» What is required
Write out the full set of records exactly. Any pictures in them do not belong in the copy.

(Entries from a visual dataset)
____________________

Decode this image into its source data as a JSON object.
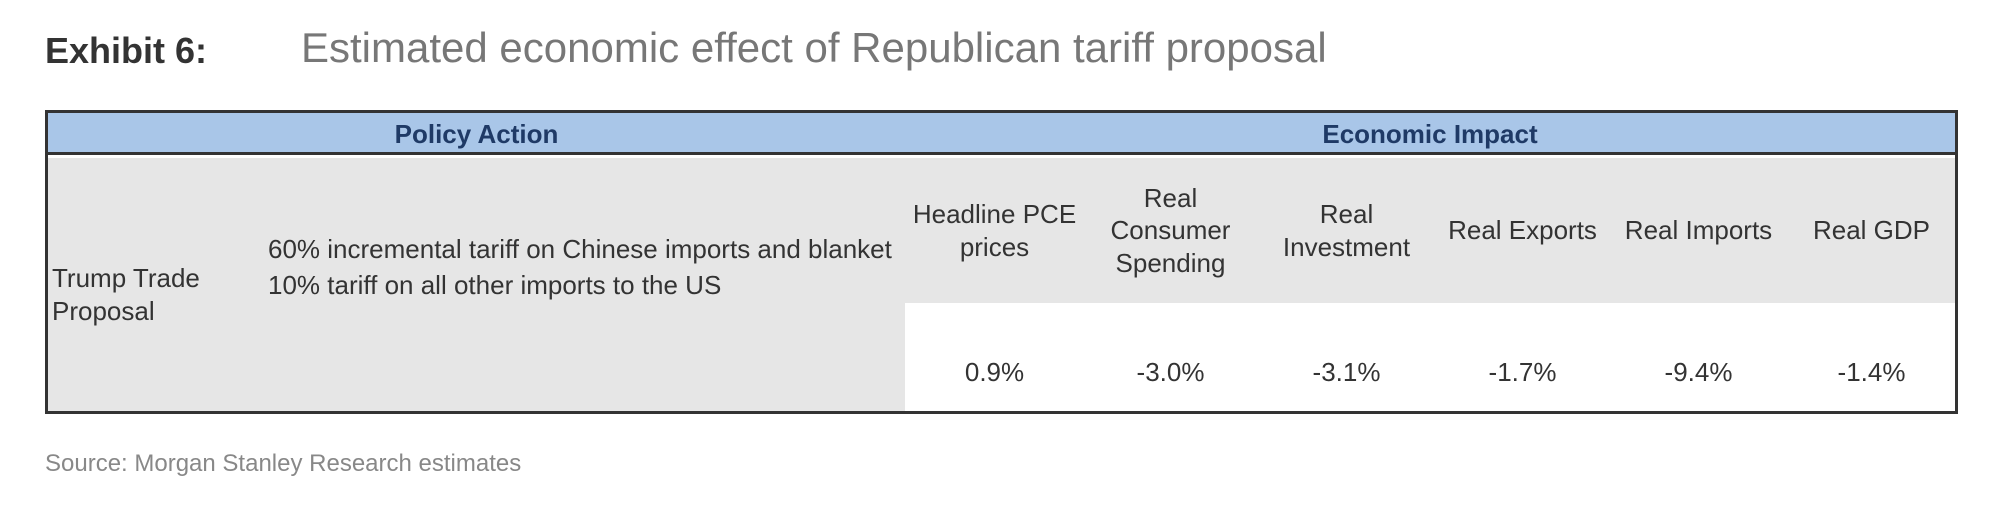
{
  "title": {
    "label": "Exhibit 6:",
    "text": "Estimated economic effect of Republican tariff proposal"
  },
  "table": {
    "header": [
      "Policy Action",
      "Economic Impact"
    ],
    "proposal": "Trump Trade Proposal",
    "description": "60% incremental tariff on Chinese imports and blanket 10% tariff on all other imports to the US",
    "columns": [
      "Headline PCE prices",
      "Real Consumer Spending",
      "Real Investment",
      "Real Exports",
      "Real Imports",
      "Real GDP"
    ],
    "values": [
      "0.9%",
      "-3.0%",
      "-3.1%",
      "-1.7%",
      "-9.4%",
      "-1.4%"
    ]
  },
  "source": "Source: Morgan Stanley Research estimates"
}
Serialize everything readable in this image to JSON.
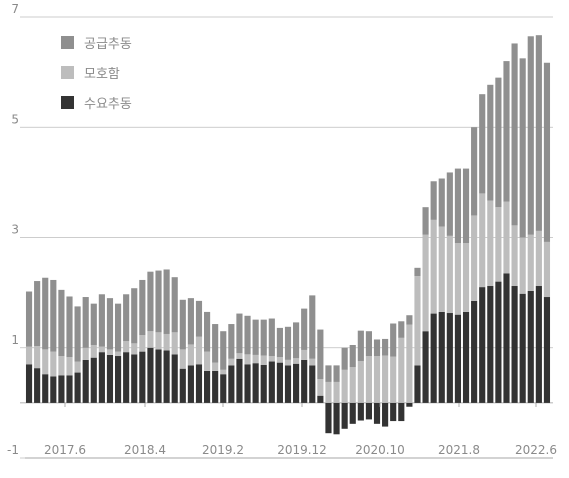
{
  "chart_data": {
    "type": "bar",
    "stacked": true,
    "title": "",
    "xlabel": "",
    "ylabel": "",
    "ylim": [
      -1,
      7
    ],
    "y_ticks": [
      "7",
      "5",
      "3",
      "1",
      "-1"
    ],
    "x_tick_labels": [
      "2017.6",
      "2018.4",
      "2019.2",
      "2019.12",
      "2020.10",
      "2021.8",
      "2022.6"
    ],
    "grid": "horizontal",
    "legend_position": "top-left",
    "series": [
      {
        "name": "수요추동",
        "color": "#333333",
        "values": [
          0.7,
          0.63,
          0.52,
          0.48,
          0.5,
          0.5,
          0.55,
          0.78,
          0.82,
          0.92,
          0.87,
          0.85,
          0.92,
          0.88,
          0.93,
          1.0,
          0.97,
          0.95,
          0.88,
          0.62,
          0.68,
          0.7,
          0.58,
          0.58,
          0.52,
          0.68,
          0.8,
          0.7,
          0.72,
          0.69,
          0.75,
          0.73,
          0.68,
          0.71,
          0.78,
          0.68,
          0.13,
          -0.55,
          -0.57,
          -0.47,
          -0.38,
          -0.32,
          -0.3,
          -0.38,
          -0.43,
          -0.33,
          -0.33,
          -0.07,
          0.68,
          1.3,
          1.62,
          1.65,
          1.63,
          1.6,
          1.65,
          1.85,
          2.1,
          2.12,
          2.2,
          2.35,
          2.12,
          1.98,
          2.03,
          2.12,
          1.92
        ]
      },
      {
        "name": "모호함",
        "color": "#bdbdbd",
        "values": [
          0.32,
          0.4,
          0.45,
          0.45,
          0.35,
          0.33,
          0.2,
          0.22,
          0.23,
          0.1,
          0.1,
          0.08,
          0.2,
          0.2,
          0.3,
          0.3,
          0.31,
          0.3,
          0.4,
          0.35,
          0.38,
          0.5,
          0.35,
          0.15,
          0.08,
          0.12,
          0.1,
          0.18,
          0.15,
          0.17,
          0.1,
          0.1,
          0.1,
          0.1,
          0.18,
          0.12,
          0.3,
          0.38,
          0.38,
          0.6,
          0.65,
          0.76,
          0.85,
          0.85,
          0.86,
          0.84,
          1.18,
          1.42,
          1.62,
          1.75,
          1.7,
          1.55,
          1.4,
          1.3,
          1.25,
          1.55,
          1.7,
          1.55,
          1.35,
          1.3,
          1.1,
          1.02,
          1.02,
          1.0,
          1.0
        ]
      },
      {
        "name": "공급추동",
        "color": "#8f8f8f",
        "values": [
          1.0,
          1.18,
          1.3,
          1.3,
          1.2,
          1.1,
          1.0,
          0.92,
          0.75,
          0.95,
          0.93,
          0.87,
          0.85,
          1.0,
          1.0,
          1.08,
          1.12,
          1.17,
          1.0,
          0.9,
          0.84,
          0.65,
          0.72,
          0.7,
          0.7,
          0.63,
          0.72,
          0.7,
          0.64,
          0.65,
          0.68,
          0.53,
          0.6,
          0.65,
          0.75,
          1.15,
          0.9,
          0.3,
          0.3,
          0.4,
          0.4,
          0.55,
          0.45,
          0.3,
          0.3,
          0.6,
          0.3,
          0.17,
          0.15,
          0.5,
          0.7,
          0.87,
          1.15,
          1.35,
          1.35,
          1.6,
          1.8,
          2.1,
          2.35,
          2.55,
          3.3,
          3.25,
          3.6,
          3.55,
          3.25
        ]
      }
    ]
  }
}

____________________

» The completed task
Decode this image into its source data as a JSON object.
{
  "title": {
    "label": "Exhibit 6:",
    "text": "Estimated economic effect of Republican tariff proposal"
  },
  "table": {
    "header": [
      "Policy Action",
      "Economic Impact"
    ],
    "proposal": "Trump Trade Proposal",
    "description": "60% incremental tariff on Chinese imports and blanket 10% tariff on all other imports to the US",
    "columns": [
      "Headline PCE prices",
      "Real Consumer Spending",
      "Real Investment",
      "Real Exports",
      "Real Imports",
      "Real GDP"
    ],
    "values": [
      "0.9%",
      "-3.0%",
      "-3.1%",
      "-1.7%",
      "-9.4%",
      "-1.4%"
    ]
  },
  "source": "Source: Morgan Stanley Research estimates"
}
Serialize everything readable in this image to JSON.
{
  "chart_data": {
    "type": "bar",
    "stacked": true,
    "title": "",
    "xlabel": "",
    "ylabel": "",
    "ylim": [
      -1,
      7
    ],
    "y_ticks": [
      "7",
      "5",
      "3",
      "1",
      "-1"
    ],
    "x_tick_labels": [
      "2017.6",
      "2018.4",
      "2019.2",
      "2019.12",
      "2020.10",
      "2021.8",
      "2022.6"
    ],
    "grid": "horizontal",
    "legend_position": "top-left",
    "series": [
      {
        "name": "수요추동",
        "color": "#333333",
        "values": [
          0.7,
          0.63,
          0.52,
          0.48,
          0.5,
          0.5,
          0.55,
          0.78,
          0.82,
          0.92,
          0.87,
          0.85,
          0.92,
          0.88,
          0.93,
          1.0,
          0.97,
          0.95,
          0.88,
          0.62,
          0.68,
          0.7,
          0.58,
          0.58,
          0.52,
          0.68,
          0.8,
          0.7,
          0.72,
          0.69,
          0.75,
          0.73,
          0.68,
          0.71,
          0.78,
          0.68,
          0.13,
          -0.55,
          -0.57,
          -0.47,
          -0.38,
          -0.32,
          -0.3,
          -0.38,
          -0.43,
          -0.33,
          -0.33,
          -0.07,
          0.68,
          1.3,
          1.62,
          1.65,
          1.63,
          1.6,
          1.65,
          1.85,
          2.1,
          2.12,
          2.2,
          2.35,
          2.12,
          1.98,
          2.03,
          2.12,
          1.92
        ]
      },
      {
        "name": "모호함",
        "color": "#bdbdbd",
        "values": [
          0.32,
          0.4,
          0.45,
          0.45,
          0.35,
          0.33,
          0.2,
          0.22,
          0.23,
          0.1,
          0.1,
          0.08,
          0.2,
          0.2,
          0.3,
          0.3,
          0.31,
          0.3,
          0.4,
          0.35,
          0.38,
          0.5,
          0.35,
          0.15,
          0.08,
          0.12,
          0.1,
          0.18,
          0.15,
          0.17,
          0.1,
          0.1,
          0.1,
          0.1,
          0.18,
          0.12,
          0.3,
          0.38,
          0.38,
          0.6,
          0.65,
          0.76,
          0.85,
          0.85,
          0.86,
          0.84,
          1.18,
          1.42,
          1.62,
          1.75,
          1.7,
          1.55,
          1.4,
          1.3,
          1.25,
          1.55,
          1.7,
          1.55,
          1.35,
          1.3,
          1.1,
          1.02,
          1.02,
          1.0,
          1.0
        ]
      },
      {
        "name": "공급추동",
        "color": "#8f8f8f",
        "values": [
          1.0,
          1.18,
          1.3,
          1.3,
          1.2,
          1.1,
          1.0,
          0.92,
          0.75,
          0.95,
          0.93,
          0.87,
          0.85,
          1.0,
          1.0,
          1.08,
          1.12,
          1.17,
          1.0,
          0.9,
          0.84,
          0.65,
          0.72,
          0.7,
          0.7,
          0.63,
          0.72,
          0.7,
          0.64,
          0.65,
          0.68,
          0.53,
          0.6,
          0.65,
          0.75,
          1.15,
          0.9,
          0.3,
          0.3,
          0.4,
          0.4,
          0.55,
          0.45,
          0.3,
          0.3,
          0.6,
          0.3,
          0.17,
          0.15,
          0.5,
          0.7,
          0.87,
          1.15,
          1.35,
          1.35,
          1.6,
          1.8,
          2.1,
          2.35,
          2.55,
          3.3,
          3.25,
          3.6,
          3.55,
          3.25
        ]
      }
    ]
  }
}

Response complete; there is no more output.